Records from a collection
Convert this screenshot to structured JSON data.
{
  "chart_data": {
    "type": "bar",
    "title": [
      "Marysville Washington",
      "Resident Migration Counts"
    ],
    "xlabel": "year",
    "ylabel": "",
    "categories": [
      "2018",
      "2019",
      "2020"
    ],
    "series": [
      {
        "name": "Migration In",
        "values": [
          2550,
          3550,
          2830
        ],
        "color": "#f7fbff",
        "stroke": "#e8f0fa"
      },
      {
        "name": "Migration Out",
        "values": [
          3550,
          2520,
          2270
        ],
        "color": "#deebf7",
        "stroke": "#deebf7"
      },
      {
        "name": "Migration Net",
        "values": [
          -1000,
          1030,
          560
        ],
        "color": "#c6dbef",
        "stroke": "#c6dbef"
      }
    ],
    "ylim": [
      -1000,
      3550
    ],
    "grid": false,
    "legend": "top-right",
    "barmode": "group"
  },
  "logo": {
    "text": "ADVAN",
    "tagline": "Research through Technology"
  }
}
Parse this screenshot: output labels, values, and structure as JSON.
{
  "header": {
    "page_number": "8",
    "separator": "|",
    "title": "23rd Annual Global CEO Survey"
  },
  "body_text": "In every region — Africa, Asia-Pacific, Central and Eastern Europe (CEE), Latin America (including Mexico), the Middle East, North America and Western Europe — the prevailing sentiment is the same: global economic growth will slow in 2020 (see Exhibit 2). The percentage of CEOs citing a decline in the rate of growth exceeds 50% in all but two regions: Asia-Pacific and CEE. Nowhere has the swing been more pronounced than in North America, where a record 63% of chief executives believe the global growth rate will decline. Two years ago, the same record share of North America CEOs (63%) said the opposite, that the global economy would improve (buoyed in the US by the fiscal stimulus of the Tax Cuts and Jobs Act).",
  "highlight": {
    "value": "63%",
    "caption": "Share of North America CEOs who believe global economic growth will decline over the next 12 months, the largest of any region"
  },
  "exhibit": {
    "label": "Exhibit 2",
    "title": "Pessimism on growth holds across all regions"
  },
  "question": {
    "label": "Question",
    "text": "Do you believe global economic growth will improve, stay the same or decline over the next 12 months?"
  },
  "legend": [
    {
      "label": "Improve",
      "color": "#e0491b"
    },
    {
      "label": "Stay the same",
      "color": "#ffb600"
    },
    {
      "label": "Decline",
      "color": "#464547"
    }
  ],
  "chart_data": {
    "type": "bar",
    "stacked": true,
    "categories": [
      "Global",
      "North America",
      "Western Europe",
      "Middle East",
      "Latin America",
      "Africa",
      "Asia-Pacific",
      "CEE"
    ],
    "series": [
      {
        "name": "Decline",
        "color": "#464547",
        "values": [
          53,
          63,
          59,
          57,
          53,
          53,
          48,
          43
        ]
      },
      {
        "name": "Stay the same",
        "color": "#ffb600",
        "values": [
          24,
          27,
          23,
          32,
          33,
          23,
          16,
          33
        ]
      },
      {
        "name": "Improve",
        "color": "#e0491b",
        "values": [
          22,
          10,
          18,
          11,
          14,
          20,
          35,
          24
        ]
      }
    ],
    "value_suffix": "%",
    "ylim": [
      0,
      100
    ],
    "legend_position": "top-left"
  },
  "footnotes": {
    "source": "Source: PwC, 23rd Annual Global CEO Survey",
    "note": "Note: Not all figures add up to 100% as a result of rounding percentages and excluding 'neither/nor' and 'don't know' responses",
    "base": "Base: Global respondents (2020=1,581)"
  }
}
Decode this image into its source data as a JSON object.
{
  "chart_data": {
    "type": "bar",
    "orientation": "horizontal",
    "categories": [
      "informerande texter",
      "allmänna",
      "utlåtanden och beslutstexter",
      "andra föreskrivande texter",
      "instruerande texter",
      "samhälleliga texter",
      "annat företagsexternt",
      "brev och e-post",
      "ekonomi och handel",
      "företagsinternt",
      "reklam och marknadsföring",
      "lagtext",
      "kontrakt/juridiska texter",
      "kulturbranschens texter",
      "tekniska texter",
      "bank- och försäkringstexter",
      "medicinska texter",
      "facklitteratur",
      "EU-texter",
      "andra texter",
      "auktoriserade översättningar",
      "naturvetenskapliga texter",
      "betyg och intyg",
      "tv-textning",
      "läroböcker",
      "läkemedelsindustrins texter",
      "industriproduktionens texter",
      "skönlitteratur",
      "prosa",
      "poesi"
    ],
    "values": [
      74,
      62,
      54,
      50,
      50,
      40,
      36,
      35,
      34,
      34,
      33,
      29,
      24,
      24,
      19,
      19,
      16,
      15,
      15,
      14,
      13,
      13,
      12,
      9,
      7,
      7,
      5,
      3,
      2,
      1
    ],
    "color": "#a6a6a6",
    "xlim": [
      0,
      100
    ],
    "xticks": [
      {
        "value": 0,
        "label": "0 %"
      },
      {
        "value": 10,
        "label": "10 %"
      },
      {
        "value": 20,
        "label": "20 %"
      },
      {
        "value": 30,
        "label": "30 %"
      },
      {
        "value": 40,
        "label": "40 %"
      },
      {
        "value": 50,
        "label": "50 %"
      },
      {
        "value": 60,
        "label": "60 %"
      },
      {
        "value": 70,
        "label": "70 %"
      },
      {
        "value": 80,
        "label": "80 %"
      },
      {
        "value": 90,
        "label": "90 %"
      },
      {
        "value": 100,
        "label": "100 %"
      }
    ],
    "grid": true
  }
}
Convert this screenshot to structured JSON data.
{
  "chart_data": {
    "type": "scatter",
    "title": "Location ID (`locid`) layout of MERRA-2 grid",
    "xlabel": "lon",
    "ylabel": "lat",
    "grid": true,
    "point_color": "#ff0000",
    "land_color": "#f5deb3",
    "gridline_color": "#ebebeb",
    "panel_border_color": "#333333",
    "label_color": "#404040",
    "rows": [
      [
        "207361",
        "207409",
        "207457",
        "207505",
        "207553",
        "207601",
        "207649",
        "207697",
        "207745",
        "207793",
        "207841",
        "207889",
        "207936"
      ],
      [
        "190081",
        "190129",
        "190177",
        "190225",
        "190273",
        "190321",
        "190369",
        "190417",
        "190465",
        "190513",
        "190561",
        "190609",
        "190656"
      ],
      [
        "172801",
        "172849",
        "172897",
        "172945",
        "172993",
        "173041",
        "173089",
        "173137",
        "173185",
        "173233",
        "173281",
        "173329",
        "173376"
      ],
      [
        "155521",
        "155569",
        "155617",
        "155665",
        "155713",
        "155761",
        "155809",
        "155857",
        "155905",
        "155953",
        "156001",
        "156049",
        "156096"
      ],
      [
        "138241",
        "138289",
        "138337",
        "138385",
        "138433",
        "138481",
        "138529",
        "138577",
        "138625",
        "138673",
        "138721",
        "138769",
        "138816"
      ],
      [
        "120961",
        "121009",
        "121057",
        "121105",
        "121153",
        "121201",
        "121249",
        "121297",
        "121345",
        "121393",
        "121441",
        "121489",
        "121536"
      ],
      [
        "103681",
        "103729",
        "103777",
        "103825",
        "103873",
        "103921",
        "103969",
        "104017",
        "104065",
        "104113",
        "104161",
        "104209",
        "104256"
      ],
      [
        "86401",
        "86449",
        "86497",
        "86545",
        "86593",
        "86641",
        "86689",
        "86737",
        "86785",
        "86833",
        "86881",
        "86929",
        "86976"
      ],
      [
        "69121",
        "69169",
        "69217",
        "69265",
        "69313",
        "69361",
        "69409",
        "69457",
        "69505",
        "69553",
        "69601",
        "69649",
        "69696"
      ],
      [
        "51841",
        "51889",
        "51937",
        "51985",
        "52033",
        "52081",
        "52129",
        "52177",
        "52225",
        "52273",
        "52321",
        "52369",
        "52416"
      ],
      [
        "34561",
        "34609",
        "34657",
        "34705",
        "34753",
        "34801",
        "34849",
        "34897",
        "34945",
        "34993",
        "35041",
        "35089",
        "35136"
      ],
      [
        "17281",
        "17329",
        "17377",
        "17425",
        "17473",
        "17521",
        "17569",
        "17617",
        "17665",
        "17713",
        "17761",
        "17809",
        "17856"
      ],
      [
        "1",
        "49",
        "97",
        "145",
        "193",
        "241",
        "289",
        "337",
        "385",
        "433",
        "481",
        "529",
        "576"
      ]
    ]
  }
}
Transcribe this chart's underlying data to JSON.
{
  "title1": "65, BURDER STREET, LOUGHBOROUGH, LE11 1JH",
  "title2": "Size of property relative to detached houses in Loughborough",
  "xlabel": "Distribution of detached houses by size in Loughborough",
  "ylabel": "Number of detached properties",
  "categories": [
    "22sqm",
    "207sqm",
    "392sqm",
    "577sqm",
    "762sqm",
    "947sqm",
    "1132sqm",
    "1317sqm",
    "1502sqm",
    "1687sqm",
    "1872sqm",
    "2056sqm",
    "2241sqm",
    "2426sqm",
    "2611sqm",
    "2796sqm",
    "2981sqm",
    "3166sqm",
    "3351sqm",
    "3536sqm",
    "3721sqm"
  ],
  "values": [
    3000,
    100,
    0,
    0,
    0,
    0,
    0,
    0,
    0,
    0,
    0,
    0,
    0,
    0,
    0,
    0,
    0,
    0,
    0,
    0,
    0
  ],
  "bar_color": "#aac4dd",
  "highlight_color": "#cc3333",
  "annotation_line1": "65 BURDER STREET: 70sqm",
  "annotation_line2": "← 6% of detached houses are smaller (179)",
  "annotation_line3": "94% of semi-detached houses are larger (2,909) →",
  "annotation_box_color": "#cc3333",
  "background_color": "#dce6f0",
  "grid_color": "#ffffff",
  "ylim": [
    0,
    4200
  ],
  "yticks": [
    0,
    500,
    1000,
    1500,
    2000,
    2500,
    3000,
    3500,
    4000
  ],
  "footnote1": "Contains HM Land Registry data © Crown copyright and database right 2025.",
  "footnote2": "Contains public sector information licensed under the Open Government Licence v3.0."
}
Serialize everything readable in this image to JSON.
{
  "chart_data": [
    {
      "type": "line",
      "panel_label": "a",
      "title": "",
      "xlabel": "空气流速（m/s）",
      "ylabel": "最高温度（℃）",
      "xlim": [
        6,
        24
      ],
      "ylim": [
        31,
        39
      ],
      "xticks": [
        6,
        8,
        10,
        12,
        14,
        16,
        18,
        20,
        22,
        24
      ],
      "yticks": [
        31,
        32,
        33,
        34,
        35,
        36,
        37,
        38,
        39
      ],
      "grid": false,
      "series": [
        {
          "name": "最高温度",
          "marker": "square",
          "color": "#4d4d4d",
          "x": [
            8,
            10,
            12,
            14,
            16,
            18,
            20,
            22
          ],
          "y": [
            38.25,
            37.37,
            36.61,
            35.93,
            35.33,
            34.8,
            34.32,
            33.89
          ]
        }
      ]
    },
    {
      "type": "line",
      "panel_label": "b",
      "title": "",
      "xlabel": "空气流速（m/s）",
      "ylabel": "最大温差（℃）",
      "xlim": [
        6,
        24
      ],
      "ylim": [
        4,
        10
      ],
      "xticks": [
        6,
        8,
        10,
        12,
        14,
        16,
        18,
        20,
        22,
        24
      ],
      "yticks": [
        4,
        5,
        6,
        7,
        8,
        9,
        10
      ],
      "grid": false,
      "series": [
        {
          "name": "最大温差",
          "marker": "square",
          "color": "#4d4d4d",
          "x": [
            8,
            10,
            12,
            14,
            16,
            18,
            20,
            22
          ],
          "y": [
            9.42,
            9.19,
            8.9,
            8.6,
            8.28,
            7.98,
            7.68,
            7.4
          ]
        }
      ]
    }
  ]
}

Problem description
Return every line above that contains the word "STREET".

The reply
  "title1": "65, BURDER STREET, LOUGHBOROUGH, LE11 1JH",
  "annotation_line1": "65 BURDER STREET: 70sqm",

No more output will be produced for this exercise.